Present each line of the entries below that holds the word "this".
— Begin Given records —
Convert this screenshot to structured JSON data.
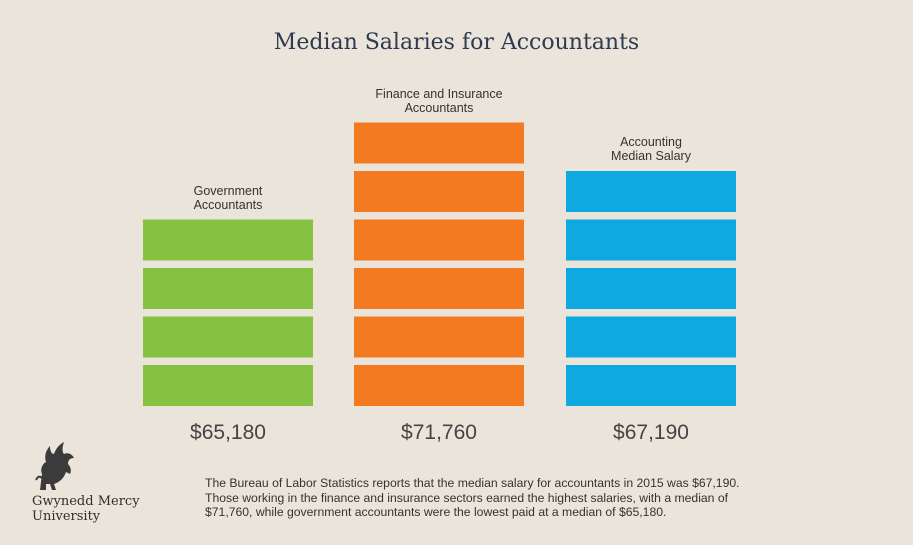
{
  "title": "Median Salaries for Accountants",
  "chart_data": {
    "type": "bar",
    "title": "Median Salaries for Accountants",
    "categories": [
      "Government\nAccountants",
      "Finance and Insurance\nAccountants",
      "Accounting\nMedian Salary"
    ],
    "values": [
      65180,
      71760,
      67190
    ],
    "value_labels": [
      "$65,180",
      "$71,760",
      "$67,190"
    ],
    "segments": [
      4,
      6,
      5
    ],
    "colors": [
      "#86c241",
      "#f47a22",
      "#0ea9e0"
    ],
    "grid": false,
    "legend": "none"
  },
  "logo": {
    "icon": "griffin-icon",
    "line1": "Gwynedd Mercy",
    "line2": "University"
  },
  "footnote": {
    "line1": "The Bureau of Labor Statistics reports that the median salary for accountants in 2015 was $67,190.",
    "line2": "Those working in the finance and insurance sectors earned the highest salaries, with a median of",
    "line3": "$71,760, while government accountants were the lowest paid at a median of $65,180."
  }
}
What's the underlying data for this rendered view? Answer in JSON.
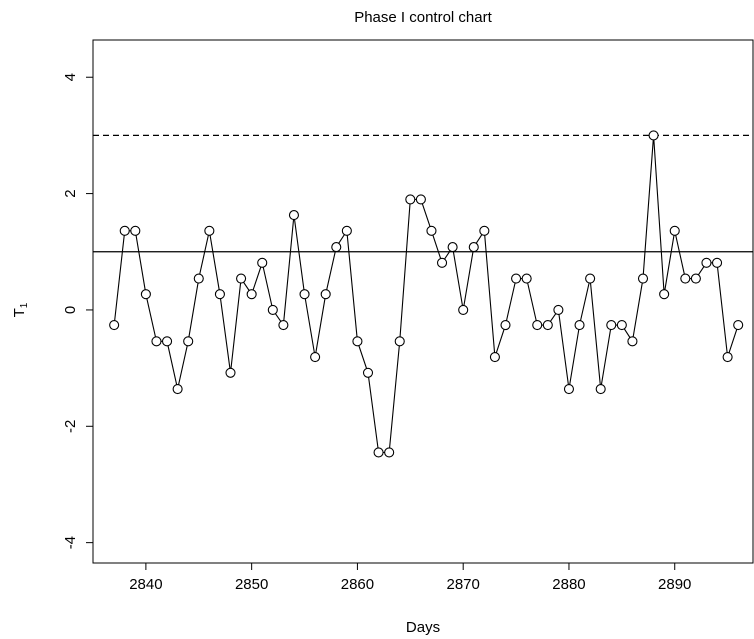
{
  "chart_data": {
    "type": "line",
    "title": "Phase I control chart",
    "x_label": "Days",
    "y_label": {
      "text": "T",
      "subscript": "1"
    },
    "x": [
      2837,
      2838,
      2839,
      2840,
      2841,
      2842,
      2843,
      2844,
      2845,
      2846,
      2847,
      2848,
      2849,
      2850,
      2851,
      2852,
      2853,
      2854,
      2855,
      2856,
      2857,
      2858,
      2859,
      2860,
      2861,
      2862,
      2863,
      2864,
      2865,
      2866,
      2867,
      2868,
      2869,
      2870,
      2871,
      2872,
      2873,
      2874,
      2875,
      2876,
      2877,
      2878,
      2879,
      2880,
      2881,
      2882,
      2883,
      2884,
      2885,
      2886,
      2887,
      2888,
      2889,
      2890,
      2891,
      2892,
      2893,
      2894,
      2895,
      2896
    ],
    "values": [
      -0.26,
      1.36,
      1.36,
      0.27,
      -0.54,
      -0.54,
      -1.36,
      -0.54,
      0.54,
      1.36,
      0.27,
      -1.08,
      0.54,
      0.27,
      0.81,
      0,
      -0.26,
      1.63,
      0.27,
      -0.81,
      0.27,
      1.08,
      1.36,
      -0.54,
      -1.08,
      -2.45,
      -2.45,
      -0.54,
      1.9,
      1.9,
      1.36,
      0.81,
      1.08,
      0,
      1.08,
      1.36,
      -0.81,
      -0.26,
      0.54,
      0.54,
      -0.26,
      -0.26,
      0,
      -1.36,
      -0.26,
      0.54,
      -1.36,
      -0.26,
      -0.26,
      -0.54,
      0.54,
      3.0,
      0.27,
      1.36,
      0.54,
      0.54,
      0.81,
      0.81,
      -0.81,
      -0.26
    ],
    "color": "#000000",
    "marker": "open-circle",
    "hlines": [
      {
        "value": 3,
        "style": "dashed"
      },
      {
        "value": 1,
        "style": "solid"
      }
    ],
    "xlim": [
      2835.0,
      2897.4
    ],
    "ylim": [
      -4.35,
      4.64
    ],
    "xticks": [
      2840,
      2850,
      2860,
      2870,
      2880,
      2890
    ],
    "yticks": [
      -4,
      -2,
      0,
      2,
      4
    ]
  }
}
— End Given records —
▶ The solution:
Convert this screenshot to structured JSON data.
What's the underlying data for this rendered view? Answer in JSON.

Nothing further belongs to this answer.